= WHAT YOU SHOULD DO =
Search the records for the word "submit" and pick out every line that has it.

= DATASET RECORDS =
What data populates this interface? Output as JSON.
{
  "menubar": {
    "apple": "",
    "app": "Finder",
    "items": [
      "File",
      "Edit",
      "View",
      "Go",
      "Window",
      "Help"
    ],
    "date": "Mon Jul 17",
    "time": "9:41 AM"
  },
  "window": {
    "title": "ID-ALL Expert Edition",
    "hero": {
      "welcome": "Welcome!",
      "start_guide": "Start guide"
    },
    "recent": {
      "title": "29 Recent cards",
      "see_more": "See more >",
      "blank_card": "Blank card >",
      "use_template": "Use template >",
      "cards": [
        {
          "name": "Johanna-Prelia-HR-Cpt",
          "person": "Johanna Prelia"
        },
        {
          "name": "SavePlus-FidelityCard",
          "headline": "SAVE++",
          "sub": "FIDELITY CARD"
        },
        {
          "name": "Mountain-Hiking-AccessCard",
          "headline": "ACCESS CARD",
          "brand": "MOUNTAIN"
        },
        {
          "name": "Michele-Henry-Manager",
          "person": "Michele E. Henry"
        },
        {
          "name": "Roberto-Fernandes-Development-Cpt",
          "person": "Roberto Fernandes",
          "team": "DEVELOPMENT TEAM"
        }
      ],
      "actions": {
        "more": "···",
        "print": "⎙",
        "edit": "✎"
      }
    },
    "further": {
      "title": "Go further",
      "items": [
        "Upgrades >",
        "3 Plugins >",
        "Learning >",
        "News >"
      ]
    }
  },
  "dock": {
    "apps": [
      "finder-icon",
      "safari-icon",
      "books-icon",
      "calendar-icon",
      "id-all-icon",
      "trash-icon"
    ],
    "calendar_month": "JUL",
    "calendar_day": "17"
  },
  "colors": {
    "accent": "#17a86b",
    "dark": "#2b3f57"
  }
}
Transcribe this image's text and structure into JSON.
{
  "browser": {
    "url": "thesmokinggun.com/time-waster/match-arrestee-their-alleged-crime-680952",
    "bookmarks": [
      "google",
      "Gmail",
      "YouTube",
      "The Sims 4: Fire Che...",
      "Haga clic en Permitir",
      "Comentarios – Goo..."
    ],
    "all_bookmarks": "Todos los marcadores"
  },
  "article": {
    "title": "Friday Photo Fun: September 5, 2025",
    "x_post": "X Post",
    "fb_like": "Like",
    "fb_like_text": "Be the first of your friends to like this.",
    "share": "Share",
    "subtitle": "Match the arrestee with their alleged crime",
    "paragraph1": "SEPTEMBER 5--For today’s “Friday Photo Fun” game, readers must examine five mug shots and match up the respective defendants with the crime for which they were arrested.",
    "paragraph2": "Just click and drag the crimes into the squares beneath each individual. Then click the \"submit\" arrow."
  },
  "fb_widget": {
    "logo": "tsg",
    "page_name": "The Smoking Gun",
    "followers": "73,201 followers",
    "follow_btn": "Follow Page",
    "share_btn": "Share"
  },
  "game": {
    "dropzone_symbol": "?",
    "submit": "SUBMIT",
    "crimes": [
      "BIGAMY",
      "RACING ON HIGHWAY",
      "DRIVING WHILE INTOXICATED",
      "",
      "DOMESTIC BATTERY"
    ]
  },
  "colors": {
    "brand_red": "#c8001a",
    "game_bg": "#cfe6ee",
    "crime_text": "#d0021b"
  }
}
---
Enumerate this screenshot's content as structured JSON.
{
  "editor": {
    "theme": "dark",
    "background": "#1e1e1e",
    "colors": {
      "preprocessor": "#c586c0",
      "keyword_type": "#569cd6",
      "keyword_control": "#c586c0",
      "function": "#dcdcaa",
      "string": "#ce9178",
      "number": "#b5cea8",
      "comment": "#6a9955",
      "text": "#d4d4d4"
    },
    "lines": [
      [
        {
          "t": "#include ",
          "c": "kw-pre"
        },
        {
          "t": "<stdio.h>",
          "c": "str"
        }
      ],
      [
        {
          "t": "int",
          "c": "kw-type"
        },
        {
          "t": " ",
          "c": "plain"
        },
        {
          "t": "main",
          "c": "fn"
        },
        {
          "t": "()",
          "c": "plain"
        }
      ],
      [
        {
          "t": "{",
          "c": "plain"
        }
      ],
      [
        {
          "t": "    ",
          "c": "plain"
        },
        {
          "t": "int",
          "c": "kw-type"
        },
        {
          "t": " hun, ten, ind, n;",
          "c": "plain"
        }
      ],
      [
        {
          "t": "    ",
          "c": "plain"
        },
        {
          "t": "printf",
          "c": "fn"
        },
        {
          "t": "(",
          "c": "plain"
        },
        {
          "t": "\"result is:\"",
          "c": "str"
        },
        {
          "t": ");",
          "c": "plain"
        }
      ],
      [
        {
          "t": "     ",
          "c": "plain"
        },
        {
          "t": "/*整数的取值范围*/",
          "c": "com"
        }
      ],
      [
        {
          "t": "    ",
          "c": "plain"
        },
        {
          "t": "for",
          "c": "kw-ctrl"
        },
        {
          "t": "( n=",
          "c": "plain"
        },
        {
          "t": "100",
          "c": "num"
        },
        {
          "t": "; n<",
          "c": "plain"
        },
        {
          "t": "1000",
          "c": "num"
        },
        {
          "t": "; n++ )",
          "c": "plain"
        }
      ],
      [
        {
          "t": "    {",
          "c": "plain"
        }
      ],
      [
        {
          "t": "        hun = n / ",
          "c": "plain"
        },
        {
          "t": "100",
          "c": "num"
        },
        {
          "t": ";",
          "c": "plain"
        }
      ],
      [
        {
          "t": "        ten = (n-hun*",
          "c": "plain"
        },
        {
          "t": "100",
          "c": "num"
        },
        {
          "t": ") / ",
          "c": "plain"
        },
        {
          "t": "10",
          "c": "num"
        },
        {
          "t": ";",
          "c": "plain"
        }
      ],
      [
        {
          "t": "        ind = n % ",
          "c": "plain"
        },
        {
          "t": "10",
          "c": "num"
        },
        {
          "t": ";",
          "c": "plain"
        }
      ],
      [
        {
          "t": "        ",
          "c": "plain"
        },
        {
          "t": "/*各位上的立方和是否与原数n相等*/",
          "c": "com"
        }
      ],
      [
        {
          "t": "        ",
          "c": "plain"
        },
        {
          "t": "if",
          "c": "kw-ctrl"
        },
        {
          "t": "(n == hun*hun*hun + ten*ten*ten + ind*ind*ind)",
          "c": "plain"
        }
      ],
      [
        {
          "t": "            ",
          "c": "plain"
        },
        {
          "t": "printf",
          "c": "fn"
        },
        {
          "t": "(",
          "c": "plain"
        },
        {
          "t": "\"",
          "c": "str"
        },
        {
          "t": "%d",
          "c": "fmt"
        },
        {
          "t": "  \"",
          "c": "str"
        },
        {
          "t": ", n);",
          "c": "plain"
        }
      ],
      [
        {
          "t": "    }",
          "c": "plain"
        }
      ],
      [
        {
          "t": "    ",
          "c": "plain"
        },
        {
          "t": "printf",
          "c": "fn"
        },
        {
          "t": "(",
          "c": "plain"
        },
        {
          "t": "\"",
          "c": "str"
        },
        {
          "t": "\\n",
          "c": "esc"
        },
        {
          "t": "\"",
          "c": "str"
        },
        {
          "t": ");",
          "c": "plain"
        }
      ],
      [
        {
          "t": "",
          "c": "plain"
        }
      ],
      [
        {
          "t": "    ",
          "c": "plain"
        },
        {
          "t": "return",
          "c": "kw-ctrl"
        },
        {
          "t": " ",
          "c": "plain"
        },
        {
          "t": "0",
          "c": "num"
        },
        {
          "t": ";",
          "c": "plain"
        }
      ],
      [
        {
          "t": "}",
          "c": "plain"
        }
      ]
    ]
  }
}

= RESPONSE TO THIS TASK =
    "paragraph2": "Just click and drag the crimes into the squares beneath each individual. Then click the \"submit\" arrow."
    "submit": "SUBMIT",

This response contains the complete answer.